Rewrite every item below, substituting "value-label" for "data-label" wherever it occurs and changing nothing else. Omit the pictures.

== Raw data ==
##########
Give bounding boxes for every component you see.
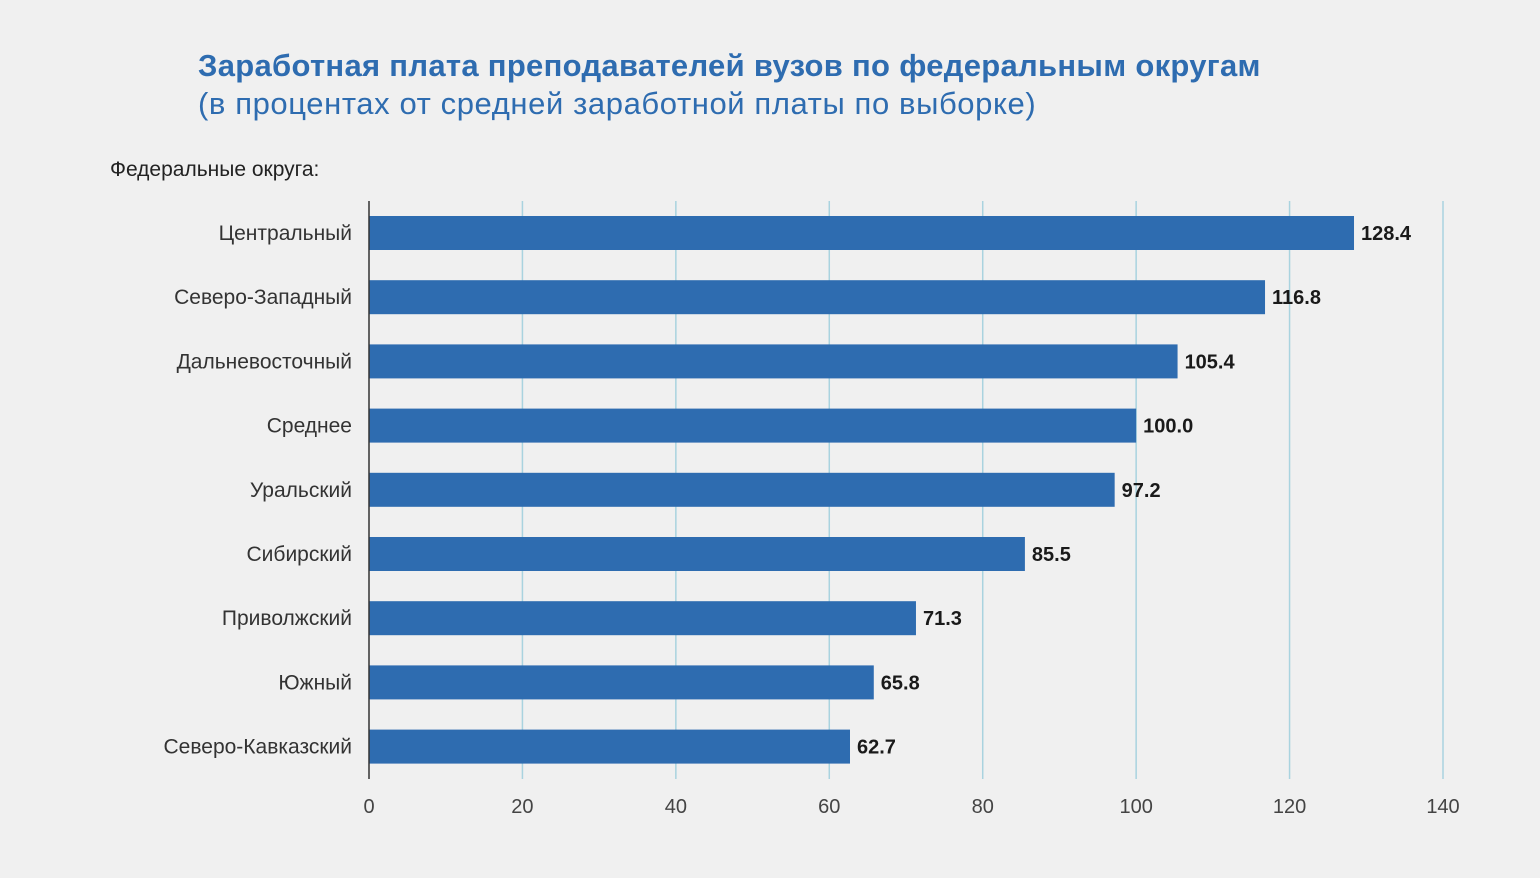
bar [369,216,1355,250]
bar [369,344,1178,379]
data-label: 128.4 [1361,223,1412,245]
data-label: 65.8 [881,672,920,694]
category-label: Северо-Кавказский [164,736,353,759]
chart-subtitle: (в процентах от средней заработной платы… [198,86,1037,121]
x-tick-label: 120 [1273,796,1306,818]
category-label: Среднее [267,415,352,438]
bar [369,472,1115,507]
category-label: Центральный [219,222,352,245]
data-label: 71.3 [923,608,962,630]
bar [369,280,1266,315]
category-label: Северо-Западный [174,286,352,309]
category-axis-title: Федеральные округа: [110,158,320,181]
x-tick-label: 0 [363,796,374,818]
bar [369,729,850,764]
bar [369,665,874,700]
x-tick-label: 140 [1426,796,1459,818]
x-tick-label: 20 [511,796,533,818]
x-tick-label: 100 [1119,796,1152,818]
x-tick-label: 60 [818,796,840,818]
bar [369,601,916,636]
x-tick-label: 80 [972,796,994,818]
category-label: Приволжский [222,607,352,630]
bar [369,408,1137,443]
data-label: 97.2 [1122,480,1161,502]
chart-title: Заработная плата преподавателей вузов по… [198,48,1261,83]
data-label: 105.4 [1185,351,1236,373]
bar [369,537,1025,571]
labels: 0 20 40 60 80 100 120 140 Центральный 128.4 Северо… [164,222,1460,818]
data-label: 85.5 [1032,544,1071,566]
category-label: Дальневосточный [177,350,352,373]
data-label: 62.7 [857,737,896,759]
bars [369,216,1355,764]
category-label: Южный [278,671,352,694]
x-tick-label: 40 [665,796,687,818]
data-label: 100.0 [1143,416,1193,438]
category-label: Уральский [250,479,352,502]
data-label: 116.8 [1272,287,1321,309]
category-label: Сибирский [247,543,352,566]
##########
== Right answer ==
Give bounding boxes for every component you see.
bar [369,216,1355,250]
bar [369,344,1178,379]
value-label: 128.4 [1361,223,1412,245]
value-label: 65.8 [881,672,920,694]
category-label: Северо-Кавказский [164,736,353,759]
chart-subtitle: (в процентах от средней заработной платы… [198,86,1037,121]
x-tick-label: 120 [1273,796,1306,818]
category-label: Среднее [267,415,352,438]
bar [369,472,1115,507]
category-label: Центральный [219,222,352,245]
value-label: 71.3 [923,608,962,630]
bar [369,280,1266,315]
category-label: Северо-Западный [174,286,352,309]
category-axis-title: Федеральные округа: [110,158,320,181]
x-tick-label: 0 [363,796,374,818]
bar [369,729,850,764]
bar [369,665,874,700]
x-tick-label: 140 [1426,796,1459,818]
x-tick-label: 20 [511,796,533,818]
x-tick-label: 100 [1119,796,1152,818]
x-tick-label: 60 [818,796,840,818]
bar [369,601,916,636]
x-tick-label: 80 [972,796,994,818]
category-label: Приволжский [222,607,352,630]
bar [369,408,1137,443]
value-label: 97.2 [1122,480,1161,502]
chart-title: Заработная плата преподавателей вузов по… [198,48,1261,83]
value-label: 105.4 [1185,351,1236,373]
bar [369,537,1025,571]
labels: 0 20 40 60 80 100 120 140 Центральный 128.4 Северо… [164,222,1460,818]
value-label: 85.5 [1032,544,1071,566]
category-label: Дальневосточный [177,350,352,373]
value-label: 62.7 [857,737,896,759]
bars [369,216,1355,764]
category-label: Южный [278,671,352,694]
x-tick-label: 40 [665,796,687,818]
value-label: 100.0 [1143,416,1193,438]
category-label: Уральский [250,479,352,502]
value-label: 116.8 [1272,287,1321,309]
category-label: Сибирский [247,543,352,566]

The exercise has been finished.